═══ DATA SECTION ═══

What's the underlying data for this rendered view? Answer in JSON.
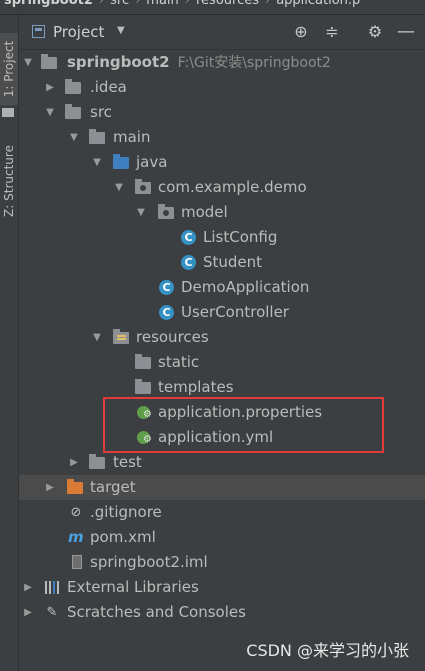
{
  "breadcrumb": {
    "items": [
      "springboot2",
      "src",
      "main",
      "resources",
      "application.p"
    ]
  },
  "side_tabs": {
    "project": "1: Project",
    "structure": "Z: Structure"
  },
  "header": {
    "title": "Project",
    "caret": "▼"
  },
  "toolbar": {
    "locate_icon": "⊕",
    "collapse_icon": "≑",
    "settings_icon": "⚙",
    "hide_icon": "—"
  },
  "tree": [
    {
      "label": "springboot2",
      "hint": "F:\\Git安装\\springboot2",
      "icon": "folder",
      "expanded": true,
      "bold": true
    },
    {
      "label": ".idea",
      "icon": "folder",
      "expanded": false
    },
    {
      "label": "src",
      "icon": "folder",
      "expanded": true
    },
    {
      "label": "main",
      "icon": "folder",
      "expanded": true
    },
    {
      "label": "java",
      "icon": "folder-blue",
      "expanded": true
    },
    {
      "label": "com.example.demo",
      "icon": "package",
      "expanded": true
    },
    {
      "label": "model",
      "icon": "package",
      "expanded": true
    },
    {
      "label": "ListConfig",
      "icon": "class"
    },
    {
      "label": "Student",
      "icon": "class"
    },
    {
      "label": "DemoApplication",
      "icon": "spring-class"
    },
    {
      "label": "UserController",
      "icon": "class"
    },
    {
      "label": "resources",
      "icon": "resources",
      "expanded": true
    },
    {
      "label": "static",
      "icon": "folder"
    },
    {
      "label": "templates",
      "icon": "folder"
    },
    {
      "label": "application.properties",
      "icon": "spring-config"
    },
    {
      "label": "application.yml",
      "icon": "spring-config"
    },
    {
      "label": "test",
      "icon": "folder",
      "expanded": false
    },
    {
      "label": "target",
      "icon": "folder-orange",
      "expanded": false,
      "selected": true
    },
    {
      "label": ".gitignore",
      "icon": "gitignore"
    },
    {
      "label": "pom.xml",
      "icon": "maven"
    },
    {
      "label": "springboot2.iml",
      "icon": "iml"
    },
    {
      "label": "External Libraries",
      "icon": "libraries",
      "expanded": false
    },
    {
      "label": "Scratches and Consoles",
      "icon": "scratches",
      "expanded": false
    }
  ],
  "watermark": "CSDN @来学习的小张",
  "colors": {
    "background": "#3c3f41",
    "selection": "#4b4b4b",
    "highlight_box": "#e03c3c",
    "folder_blue": "#3f7fbf",
    "folder_orange": "#d97a36",
    "class_icon": "#3592c4",
    "spring_icon": "#5f9f4a"
  }
}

═══

■ OBJECTIVE: Without the pictures, restate all of the entries above verbatim.

■ OUTPUT:
What's the underlying data for this rendered view? Answer in JSON.
{
  "breadcrumb": {
    "items": [
      "springboot2",
      "src",
      "main",
      "resources",
      "application.p"
    ]
  },
  "side_tabs": {
    "project": "1: Project",
    "structure": "Z: Structure"
  },
  "header": {
    "title": "Project",
    "caret": "▼"
  },
  "toolbar": {
    "locate_icon": "⊕",
    "collapse_icon": "≑",
    "settings_icon": "⚙",
    "hide_icon": "—"
  },
  "tree": [
    {
      "label": "springboot2",
      "hint": "F:\\Git安装\\springboot2",
      "icon": "folder",
      "expanded": true,
      "bold": true
    },
    {
      "label": ".idea",
      "icon": "folder",
      "expanded": false
    },
    {
      "label": "src",
      "icon": "folder",
      "expanded": true
    },
    {
      "label": "main",
      "icon": "folder",
      "expanded": true
    },
    {
      "label": "java",
      "icon": "folder-blue",
      "expanded": true
    },
    {
      "label": "com.example.demo",
      "icon": "package",
      "expanded": true
    },
    {
      "label": "model",
      "icon": "package",
      "expanded": true
    },
    {
      "label": "ListConfig",
      "icon": "class"
    },
    {
      "label": "Student",
      "icon": "class"
    },
    {
      "label": "DemoApplication",
      "icon": "spring-class"
    },
    {
      "label": "UserController",
      "icon": "class"
    },
    {
      "label": "resources",
      "icon": "resources",
      "expanded": true
    },
    {
      "label": "static",
      "icon": "folder"
    },
    {
      "label": "templates",
      "icon": "folder"
    },
    {
      "label": "application.properties",
      "icon": "spring-config"
    },
    {
      "label": "application.yml",
      "icon": "spring-config"
    },
    {
      "label": "test",
      "icon": "folder",
      "expanded": false
    },
    {
      "label": "target",
      "icon": "folder-orange",
      "expanded": false,
      "selected": true
    },
    {
      "label": ".gitignore",
      "icon": "gitignore"
    },
    {
      "label": "pom.xml",
      "icon": "maven"
    },
    {
      "label": "springboot2.iml",
      "icon": "iml"
    },
    {
      "label": "External Libraries",
      "icon": "libraries",
      "expanded": false
    },
    {
      "label": "Scratches and Consoles",
      "icon": "scratches",
      "expanded": false
    }
  ],
  "watermark": "CSDN @来学习的小张",
  "colors": {
    "background": "#3c3f41",
    "selection": "#4b4b4b",
    "highlight_box": "#e03c3c",
    "folder_blue": "#3f7fbf",
    "folder_orange": "#d97a36",
    "class_icon": "#3592c4",
    "spring_icon": "#5f9f4a"
  }
}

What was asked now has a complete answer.